■ Written problem: Pull out every line below containing the word "SHELL".

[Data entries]

────────────────────────────────────────

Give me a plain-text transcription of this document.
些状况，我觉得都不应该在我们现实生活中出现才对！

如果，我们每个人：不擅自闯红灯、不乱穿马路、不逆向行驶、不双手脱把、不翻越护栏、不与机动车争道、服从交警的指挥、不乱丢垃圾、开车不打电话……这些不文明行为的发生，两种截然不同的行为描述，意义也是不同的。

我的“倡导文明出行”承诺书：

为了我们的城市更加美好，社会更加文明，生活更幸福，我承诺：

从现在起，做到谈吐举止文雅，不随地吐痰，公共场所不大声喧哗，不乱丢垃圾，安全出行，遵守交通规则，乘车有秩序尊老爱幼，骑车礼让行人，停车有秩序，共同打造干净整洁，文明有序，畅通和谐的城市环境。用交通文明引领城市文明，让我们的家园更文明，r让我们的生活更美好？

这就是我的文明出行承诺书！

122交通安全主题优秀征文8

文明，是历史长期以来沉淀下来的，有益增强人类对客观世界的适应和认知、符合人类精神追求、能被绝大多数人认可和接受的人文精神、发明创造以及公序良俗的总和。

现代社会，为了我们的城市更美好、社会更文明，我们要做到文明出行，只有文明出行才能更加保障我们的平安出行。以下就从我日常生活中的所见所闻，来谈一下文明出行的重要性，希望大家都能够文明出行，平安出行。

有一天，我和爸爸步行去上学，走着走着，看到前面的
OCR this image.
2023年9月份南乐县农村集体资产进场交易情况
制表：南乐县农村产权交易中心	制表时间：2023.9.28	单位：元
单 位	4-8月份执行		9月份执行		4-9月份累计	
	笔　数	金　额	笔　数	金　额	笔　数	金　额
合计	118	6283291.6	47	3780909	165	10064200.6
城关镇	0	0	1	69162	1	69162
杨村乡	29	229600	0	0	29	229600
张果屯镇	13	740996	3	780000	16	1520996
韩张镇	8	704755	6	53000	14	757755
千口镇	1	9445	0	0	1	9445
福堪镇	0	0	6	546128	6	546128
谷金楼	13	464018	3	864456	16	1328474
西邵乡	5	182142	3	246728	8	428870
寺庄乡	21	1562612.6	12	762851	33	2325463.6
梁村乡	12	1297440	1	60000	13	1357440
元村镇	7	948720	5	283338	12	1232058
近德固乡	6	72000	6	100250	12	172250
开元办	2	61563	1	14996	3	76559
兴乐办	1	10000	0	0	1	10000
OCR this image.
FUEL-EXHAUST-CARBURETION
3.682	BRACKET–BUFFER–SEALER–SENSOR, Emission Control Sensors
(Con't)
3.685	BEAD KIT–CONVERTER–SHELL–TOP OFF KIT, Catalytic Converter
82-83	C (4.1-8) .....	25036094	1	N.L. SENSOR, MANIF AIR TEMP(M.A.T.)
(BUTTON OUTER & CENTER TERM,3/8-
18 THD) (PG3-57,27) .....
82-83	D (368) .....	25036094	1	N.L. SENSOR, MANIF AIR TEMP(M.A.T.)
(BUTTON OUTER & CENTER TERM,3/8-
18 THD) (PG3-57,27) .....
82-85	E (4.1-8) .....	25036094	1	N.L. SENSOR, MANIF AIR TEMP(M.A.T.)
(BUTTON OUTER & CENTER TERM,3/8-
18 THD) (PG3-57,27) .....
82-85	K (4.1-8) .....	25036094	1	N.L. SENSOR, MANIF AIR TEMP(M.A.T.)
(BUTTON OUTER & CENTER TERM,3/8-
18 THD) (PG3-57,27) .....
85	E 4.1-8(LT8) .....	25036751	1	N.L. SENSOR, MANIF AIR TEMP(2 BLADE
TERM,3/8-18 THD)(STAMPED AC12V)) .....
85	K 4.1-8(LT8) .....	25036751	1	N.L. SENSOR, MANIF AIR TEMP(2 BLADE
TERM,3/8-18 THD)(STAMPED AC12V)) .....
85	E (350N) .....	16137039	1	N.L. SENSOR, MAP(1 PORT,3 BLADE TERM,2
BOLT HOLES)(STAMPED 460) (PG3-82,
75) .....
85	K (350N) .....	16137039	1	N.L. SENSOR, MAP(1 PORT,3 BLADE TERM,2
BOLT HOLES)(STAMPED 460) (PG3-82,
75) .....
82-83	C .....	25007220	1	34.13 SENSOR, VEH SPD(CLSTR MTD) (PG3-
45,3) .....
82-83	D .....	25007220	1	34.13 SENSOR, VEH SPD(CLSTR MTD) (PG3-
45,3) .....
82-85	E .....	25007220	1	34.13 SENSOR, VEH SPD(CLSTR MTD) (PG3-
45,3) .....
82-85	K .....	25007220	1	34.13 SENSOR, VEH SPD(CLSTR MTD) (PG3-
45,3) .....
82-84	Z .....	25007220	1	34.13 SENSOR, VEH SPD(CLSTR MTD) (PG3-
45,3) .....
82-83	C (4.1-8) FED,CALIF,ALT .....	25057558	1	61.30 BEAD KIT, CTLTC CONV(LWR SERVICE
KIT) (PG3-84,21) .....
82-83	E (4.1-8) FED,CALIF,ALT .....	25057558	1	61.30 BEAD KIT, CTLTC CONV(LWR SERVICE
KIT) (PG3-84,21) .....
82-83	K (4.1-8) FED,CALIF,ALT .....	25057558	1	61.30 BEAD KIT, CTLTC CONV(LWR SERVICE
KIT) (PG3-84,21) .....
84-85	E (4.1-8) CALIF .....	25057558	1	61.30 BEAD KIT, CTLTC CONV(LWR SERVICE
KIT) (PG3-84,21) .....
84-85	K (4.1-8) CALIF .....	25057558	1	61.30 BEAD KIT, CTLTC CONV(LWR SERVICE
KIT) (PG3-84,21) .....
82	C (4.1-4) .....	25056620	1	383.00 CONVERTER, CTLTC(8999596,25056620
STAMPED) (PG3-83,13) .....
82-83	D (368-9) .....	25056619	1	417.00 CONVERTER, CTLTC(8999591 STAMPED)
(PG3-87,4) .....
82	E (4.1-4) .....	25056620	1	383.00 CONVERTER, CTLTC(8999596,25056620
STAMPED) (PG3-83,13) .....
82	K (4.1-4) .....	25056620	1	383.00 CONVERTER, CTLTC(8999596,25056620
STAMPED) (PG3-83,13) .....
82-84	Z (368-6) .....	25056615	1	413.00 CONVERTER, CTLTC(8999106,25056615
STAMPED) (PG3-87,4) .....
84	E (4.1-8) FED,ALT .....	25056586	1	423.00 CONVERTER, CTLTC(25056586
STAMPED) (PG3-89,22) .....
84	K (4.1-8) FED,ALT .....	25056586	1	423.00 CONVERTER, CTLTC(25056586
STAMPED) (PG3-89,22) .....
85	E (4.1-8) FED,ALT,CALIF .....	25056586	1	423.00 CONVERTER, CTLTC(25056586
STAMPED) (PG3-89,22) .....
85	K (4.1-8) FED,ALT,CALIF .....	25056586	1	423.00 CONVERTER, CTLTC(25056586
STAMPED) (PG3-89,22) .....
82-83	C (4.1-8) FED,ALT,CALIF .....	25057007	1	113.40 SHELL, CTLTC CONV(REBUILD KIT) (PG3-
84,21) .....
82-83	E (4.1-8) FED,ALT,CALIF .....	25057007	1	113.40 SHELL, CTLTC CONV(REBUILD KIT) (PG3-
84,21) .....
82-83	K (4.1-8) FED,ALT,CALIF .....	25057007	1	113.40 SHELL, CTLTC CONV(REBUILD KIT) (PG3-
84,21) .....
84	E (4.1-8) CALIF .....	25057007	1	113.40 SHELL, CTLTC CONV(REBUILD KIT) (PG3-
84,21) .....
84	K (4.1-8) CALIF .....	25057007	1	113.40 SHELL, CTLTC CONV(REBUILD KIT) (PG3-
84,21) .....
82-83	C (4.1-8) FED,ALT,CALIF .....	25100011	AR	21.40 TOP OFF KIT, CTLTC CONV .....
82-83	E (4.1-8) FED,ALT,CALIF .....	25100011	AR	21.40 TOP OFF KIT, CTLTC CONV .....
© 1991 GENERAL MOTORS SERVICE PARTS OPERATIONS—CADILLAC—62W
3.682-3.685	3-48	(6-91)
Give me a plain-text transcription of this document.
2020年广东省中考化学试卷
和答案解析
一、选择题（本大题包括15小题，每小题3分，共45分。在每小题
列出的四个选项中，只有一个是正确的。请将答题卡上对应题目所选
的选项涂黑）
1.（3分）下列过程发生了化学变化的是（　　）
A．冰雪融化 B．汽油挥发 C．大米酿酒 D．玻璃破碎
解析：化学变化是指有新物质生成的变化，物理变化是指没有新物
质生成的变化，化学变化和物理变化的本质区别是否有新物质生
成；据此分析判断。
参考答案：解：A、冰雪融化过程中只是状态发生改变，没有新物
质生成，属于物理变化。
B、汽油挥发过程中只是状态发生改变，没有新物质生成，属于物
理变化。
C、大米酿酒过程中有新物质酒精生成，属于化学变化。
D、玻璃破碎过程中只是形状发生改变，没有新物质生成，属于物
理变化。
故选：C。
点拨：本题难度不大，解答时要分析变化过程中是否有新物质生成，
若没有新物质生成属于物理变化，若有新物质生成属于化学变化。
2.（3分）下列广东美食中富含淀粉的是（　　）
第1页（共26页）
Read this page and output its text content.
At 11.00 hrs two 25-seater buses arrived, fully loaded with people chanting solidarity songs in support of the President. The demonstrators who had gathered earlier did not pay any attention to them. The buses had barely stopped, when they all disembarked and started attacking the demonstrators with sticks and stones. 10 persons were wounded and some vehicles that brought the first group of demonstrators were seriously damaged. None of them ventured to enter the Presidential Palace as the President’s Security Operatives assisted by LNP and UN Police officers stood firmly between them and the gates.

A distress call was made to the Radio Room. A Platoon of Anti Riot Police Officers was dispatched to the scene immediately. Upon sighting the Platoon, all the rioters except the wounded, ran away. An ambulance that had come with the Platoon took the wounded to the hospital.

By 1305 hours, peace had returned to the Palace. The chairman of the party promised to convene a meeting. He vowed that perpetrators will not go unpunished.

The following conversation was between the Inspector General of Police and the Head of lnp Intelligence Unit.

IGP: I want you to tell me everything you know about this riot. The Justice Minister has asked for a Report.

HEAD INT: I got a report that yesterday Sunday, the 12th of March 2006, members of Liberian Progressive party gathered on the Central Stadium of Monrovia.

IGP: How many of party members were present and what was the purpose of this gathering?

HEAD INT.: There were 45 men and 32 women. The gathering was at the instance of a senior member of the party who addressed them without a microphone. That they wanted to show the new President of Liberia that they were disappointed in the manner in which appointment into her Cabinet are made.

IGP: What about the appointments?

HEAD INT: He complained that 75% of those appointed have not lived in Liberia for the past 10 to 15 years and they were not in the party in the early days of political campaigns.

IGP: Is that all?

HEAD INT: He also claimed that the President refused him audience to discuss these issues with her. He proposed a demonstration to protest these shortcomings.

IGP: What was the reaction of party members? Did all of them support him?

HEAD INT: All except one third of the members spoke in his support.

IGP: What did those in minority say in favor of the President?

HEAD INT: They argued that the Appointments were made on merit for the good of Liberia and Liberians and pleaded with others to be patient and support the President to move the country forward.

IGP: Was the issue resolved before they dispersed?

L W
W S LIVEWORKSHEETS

────────────────────────────────────────

■ The result:
3.685	BEAD KIT–CONVERTER–SHELL–TOP OFF KIT, Catalytic Converter
82-83	C (4.1-8) FED,ALT,CALIF .....	25057007	1	113.40 SHELL, CTLTC CONV(REBUILD KIT) (PG3-
82-83	E (4.1-8) FED,ALT,CALIF .....	25057007	1	113.40 SHELL, CTLTC CONV(REBUILD KIT) (PG3-
82-83	K (4.1-8) FED,ALT,CALIF .....	25057007	1	113.40 SHELL, CTLTC CONV(REBUILD KIT) (PG3-
84	E (4.1-8) CALIF .....	25057007	1	113.40 SHELL, CTLTC CONV(REBUILD KIT) (PG3-
84	K (4.1-8) CALIF .....	25057007	1	113.40 SHELL, CTLTC CONV(REBUILD KIT) (PG3-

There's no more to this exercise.